** Begin Materials provided **
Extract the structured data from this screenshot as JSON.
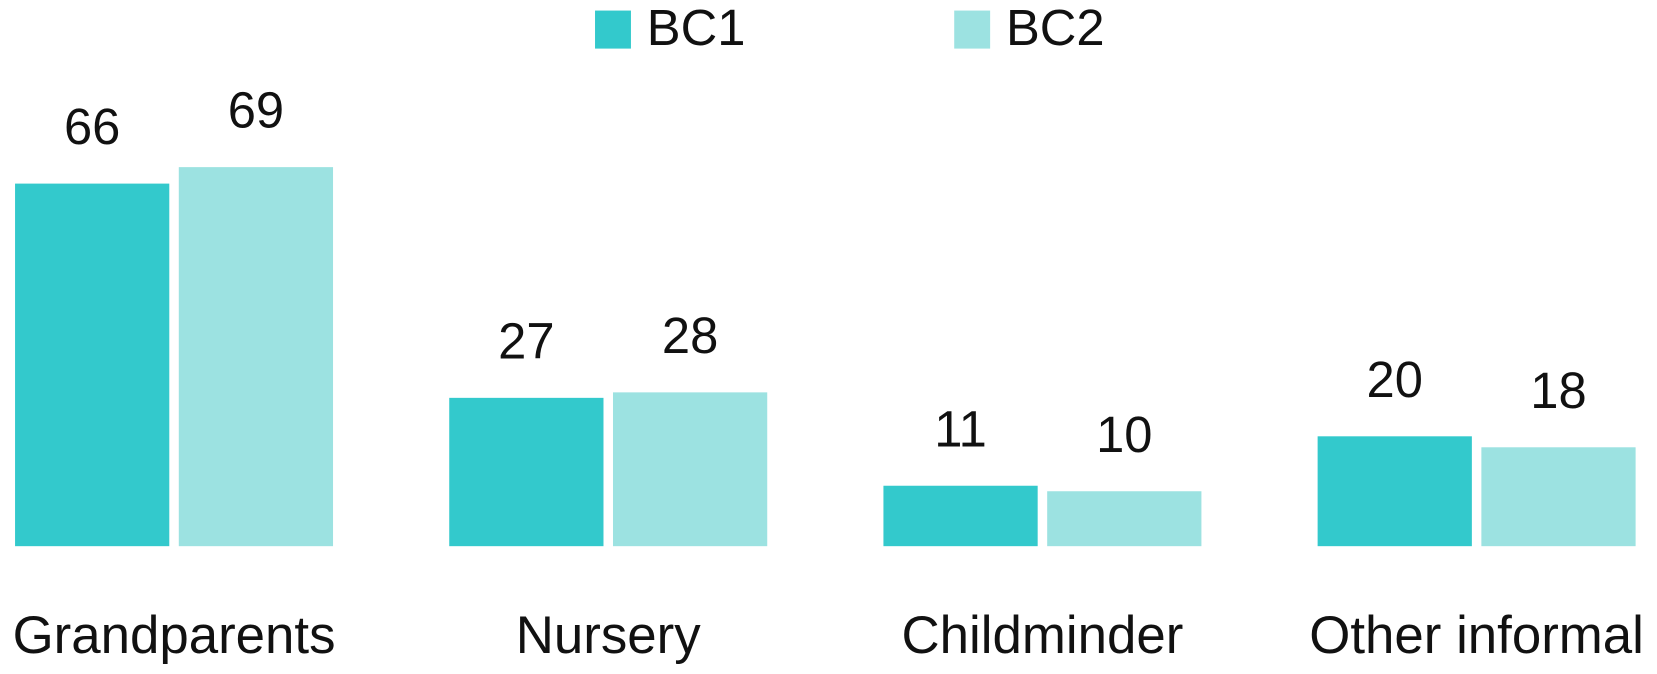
{
  "chart_data": {
    "type": "bar",
    "categories": [
      "Grandparents",
      "Nursery",
      "Childminder",
      "Other informal"
    ],
    "series": [
      {
        "name": "BC1",
        "color": "#33c9cc",
        "values": [
          66,
          27,
          11,
          20
        ]
      },
      {
        "name": "BC2",
        "color": "#9ce2e1",
        "values": [
          69,
          28,
          10,
          18
        ]
      }
    ],
    "legend": "top"
  }
}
** End Materials provided **
Given problem | The records above need to be restated word for word, with the pictures left out.

Exercise result |
Extract the structured data from this screenshot as JSON.
{
  "chart_data": {
    "type": "bar",
    "categories": [
      "Grandparents",
      "Nursery",
      "Childminder",
      "Other informal"
    ],
    "series": [
      {
        "name": "BC1",
        "color": "#33c9cc",
        "values": [
          66,
          27,
          11,
          20
        ]
      },
      {
        "name": "BC2",
        "color": "#9ce2e1",
        "values": [
          69,
          28,
          10,
          18
        ]
      }
    ],
    "legend": "top"
  }
}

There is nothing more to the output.